▶ [Set exercise] Below are the entries; state how many of their lines contain the string "color", and nothing more.

▶ [Extracted entries]
•••••

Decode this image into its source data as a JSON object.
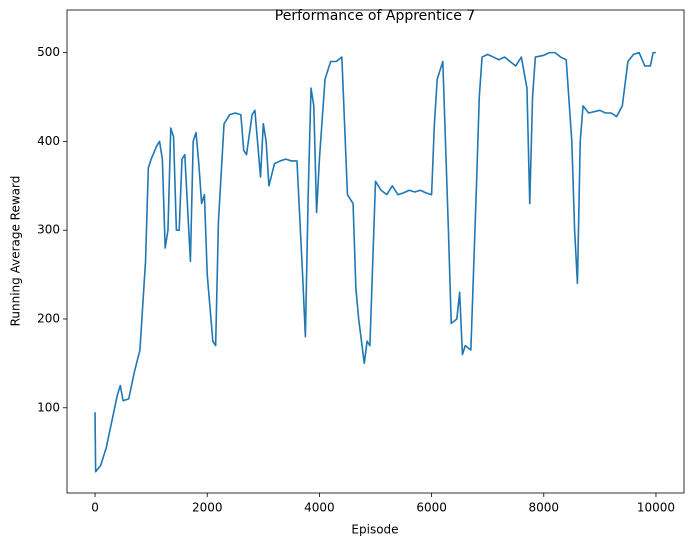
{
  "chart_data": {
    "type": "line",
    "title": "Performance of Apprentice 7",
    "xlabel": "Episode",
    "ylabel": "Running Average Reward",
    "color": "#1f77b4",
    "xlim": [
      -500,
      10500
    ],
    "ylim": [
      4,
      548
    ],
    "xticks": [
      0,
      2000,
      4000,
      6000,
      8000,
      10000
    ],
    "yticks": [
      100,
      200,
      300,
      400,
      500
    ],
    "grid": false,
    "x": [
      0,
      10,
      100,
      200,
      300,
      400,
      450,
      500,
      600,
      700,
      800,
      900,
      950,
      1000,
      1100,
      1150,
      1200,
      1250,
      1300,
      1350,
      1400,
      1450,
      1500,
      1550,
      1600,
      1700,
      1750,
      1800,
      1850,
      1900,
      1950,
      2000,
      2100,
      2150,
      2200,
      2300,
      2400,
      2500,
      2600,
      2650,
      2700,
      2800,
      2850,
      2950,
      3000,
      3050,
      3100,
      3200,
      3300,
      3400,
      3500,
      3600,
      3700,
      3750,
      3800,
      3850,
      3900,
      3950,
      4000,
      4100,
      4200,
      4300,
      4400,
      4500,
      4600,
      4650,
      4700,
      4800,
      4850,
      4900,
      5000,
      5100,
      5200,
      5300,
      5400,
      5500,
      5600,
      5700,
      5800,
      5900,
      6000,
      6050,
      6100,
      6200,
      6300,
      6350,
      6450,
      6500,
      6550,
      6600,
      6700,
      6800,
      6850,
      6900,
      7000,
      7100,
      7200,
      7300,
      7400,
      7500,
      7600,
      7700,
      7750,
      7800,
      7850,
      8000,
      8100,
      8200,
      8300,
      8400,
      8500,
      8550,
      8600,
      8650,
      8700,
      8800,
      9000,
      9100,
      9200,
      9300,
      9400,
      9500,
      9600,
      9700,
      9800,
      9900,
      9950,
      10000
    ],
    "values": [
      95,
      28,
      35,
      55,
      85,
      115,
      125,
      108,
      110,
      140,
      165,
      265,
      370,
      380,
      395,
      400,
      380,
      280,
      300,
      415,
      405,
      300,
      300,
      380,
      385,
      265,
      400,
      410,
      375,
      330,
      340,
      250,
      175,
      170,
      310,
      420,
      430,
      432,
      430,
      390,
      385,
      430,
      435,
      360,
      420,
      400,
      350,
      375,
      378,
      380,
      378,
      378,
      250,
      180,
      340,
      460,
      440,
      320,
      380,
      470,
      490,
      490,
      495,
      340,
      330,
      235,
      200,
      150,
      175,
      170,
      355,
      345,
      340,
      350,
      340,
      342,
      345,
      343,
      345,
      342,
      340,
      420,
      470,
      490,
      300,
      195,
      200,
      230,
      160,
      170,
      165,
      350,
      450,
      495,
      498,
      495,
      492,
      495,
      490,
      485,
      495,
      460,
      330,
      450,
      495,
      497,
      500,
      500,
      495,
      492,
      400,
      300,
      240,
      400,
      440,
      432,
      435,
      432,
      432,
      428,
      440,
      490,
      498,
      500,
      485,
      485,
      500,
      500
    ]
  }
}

•••••

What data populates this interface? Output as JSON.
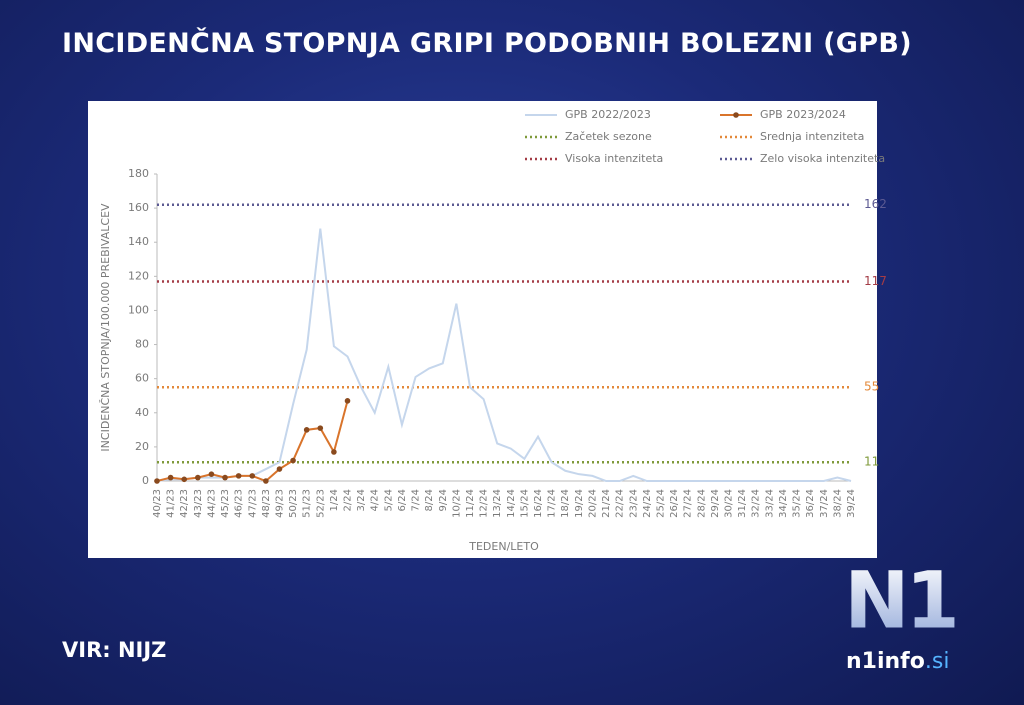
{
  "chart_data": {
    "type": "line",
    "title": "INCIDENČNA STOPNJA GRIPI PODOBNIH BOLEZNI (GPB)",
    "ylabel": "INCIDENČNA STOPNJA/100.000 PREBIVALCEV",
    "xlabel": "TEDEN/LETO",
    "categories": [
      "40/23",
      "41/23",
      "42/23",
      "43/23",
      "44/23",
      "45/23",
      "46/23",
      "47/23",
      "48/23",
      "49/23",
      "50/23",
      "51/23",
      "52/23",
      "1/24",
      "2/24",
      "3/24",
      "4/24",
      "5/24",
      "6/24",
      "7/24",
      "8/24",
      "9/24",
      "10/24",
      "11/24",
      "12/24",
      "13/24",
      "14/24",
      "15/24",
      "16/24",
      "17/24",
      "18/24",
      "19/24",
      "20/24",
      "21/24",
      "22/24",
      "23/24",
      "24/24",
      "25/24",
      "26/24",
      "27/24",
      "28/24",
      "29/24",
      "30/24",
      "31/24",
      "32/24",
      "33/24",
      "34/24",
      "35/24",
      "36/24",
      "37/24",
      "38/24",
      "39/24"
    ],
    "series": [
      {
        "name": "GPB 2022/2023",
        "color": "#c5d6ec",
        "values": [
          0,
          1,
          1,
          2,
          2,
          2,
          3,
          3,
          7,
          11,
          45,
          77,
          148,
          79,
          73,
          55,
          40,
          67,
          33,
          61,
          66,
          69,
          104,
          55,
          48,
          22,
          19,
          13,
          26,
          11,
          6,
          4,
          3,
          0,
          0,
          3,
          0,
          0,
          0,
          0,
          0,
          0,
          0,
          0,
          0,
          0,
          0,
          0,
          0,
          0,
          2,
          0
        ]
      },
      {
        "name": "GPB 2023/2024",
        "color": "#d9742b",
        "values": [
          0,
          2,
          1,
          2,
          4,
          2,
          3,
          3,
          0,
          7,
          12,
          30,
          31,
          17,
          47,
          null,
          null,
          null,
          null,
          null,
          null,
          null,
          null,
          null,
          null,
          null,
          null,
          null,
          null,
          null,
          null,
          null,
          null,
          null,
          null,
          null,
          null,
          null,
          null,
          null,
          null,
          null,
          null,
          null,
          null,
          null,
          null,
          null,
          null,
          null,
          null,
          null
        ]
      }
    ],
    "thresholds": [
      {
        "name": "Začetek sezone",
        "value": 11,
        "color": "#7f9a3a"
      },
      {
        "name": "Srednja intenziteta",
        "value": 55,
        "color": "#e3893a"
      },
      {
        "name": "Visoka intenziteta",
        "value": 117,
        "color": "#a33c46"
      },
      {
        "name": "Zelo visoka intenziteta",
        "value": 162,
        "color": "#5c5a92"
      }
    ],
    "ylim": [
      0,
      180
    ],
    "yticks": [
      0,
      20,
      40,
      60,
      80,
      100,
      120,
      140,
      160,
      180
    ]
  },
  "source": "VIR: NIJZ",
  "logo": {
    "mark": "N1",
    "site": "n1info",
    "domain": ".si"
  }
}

•••••

▶ [Response to the exercise] 7